**PROBLEM TO WORK ON:**
Return a copy of every line in the records that includes the word "Serviços".
══════════════════════════════
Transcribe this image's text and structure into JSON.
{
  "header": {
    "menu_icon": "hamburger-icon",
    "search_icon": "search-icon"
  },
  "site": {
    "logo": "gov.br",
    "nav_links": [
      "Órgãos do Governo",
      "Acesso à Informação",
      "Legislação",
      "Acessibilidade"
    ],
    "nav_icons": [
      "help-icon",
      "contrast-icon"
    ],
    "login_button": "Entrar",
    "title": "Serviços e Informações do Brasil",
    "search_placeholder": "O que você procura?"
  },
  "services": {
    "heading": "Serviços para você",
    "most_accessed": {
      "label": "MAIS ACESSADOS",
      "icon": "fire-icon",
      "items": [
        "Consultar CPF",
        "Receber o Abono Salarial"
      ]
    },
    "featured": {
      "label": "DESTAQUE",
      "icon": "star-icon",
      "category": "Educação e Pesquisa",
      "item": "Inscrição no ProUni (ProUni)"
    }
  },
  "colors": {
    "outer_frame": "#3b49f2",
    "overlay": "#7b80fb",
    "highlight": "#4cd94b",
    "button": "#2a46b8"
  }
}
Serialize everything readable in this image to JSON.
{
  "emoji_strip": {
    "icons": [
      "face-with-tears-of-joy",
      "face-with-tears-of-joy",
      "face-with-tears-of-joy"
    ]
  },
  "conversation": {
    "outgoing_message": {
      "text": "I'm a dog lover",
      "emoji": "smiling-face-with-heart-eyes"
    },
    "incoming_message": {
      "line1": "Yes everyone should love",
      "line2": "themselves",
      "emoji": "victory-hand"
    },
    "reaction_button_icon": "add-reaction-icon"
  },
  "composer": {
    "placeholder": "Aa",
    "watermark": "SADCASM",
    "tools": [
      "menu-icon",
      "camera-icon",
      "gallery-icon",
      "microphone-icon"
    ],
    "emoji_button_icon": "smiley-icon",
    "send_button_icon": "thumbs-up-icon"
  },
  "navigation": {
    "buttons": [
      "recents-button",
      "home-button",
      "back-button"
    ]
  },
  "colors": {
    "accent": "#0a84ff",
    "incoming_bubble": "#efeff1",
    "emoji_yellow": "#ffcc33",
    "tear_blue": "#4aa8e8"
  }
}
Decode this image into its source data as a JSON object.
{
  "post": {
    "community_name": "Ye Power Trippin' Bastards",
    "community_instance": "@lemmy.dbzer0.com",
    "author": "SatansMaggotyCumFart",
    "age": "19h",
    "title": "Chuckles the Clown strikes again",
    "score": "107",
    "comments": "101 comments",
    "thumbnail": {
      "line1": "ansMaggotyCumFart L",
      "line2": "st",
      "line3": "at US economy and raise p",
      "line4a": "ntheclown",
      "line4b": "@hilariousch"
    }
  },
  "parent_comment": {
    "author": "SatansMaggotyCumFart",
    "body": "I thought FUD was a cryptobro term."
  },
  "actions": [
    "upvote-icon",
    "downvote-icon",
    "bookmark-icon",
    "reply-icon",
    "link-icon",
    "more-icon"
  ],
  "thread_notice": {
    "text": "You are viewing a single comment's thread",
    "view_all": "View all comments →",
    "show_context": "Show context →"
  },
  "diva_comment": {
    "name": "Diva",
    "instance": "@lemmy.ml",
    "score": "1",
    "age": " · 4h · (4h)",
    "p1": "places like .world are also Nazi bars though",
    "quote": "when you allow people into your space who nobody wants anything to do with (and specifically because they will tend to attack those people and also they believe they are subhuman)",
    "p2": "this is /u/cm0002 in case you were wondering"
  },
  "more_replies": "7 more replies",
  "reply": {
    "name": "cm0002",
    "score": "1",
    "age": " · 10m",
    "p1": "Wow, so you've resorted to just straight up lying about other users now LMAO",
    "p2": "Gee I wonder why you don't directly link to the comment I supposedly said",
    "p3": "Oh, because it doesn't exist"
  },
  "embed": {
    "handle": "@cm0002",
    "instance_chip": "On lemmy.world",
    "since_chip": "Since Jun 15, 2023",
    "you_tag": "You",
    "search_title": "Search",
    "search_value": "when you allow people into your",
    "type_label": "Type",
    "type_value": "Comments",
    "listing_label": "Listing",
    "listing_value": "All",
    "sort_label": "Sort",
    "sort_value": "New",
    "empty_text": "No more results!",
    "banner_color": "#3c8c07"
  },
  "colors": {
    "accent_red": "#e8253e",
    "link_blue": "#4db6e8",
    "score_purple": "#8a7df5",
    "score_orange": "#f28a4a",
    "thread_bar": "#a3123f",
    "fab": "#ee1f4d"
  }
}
══════════════════════════════
**RESPONSE TO THIS EXERCISE:**
    "title": "Serviços e Informações do Brasil",
    "heading": "Serviços para você",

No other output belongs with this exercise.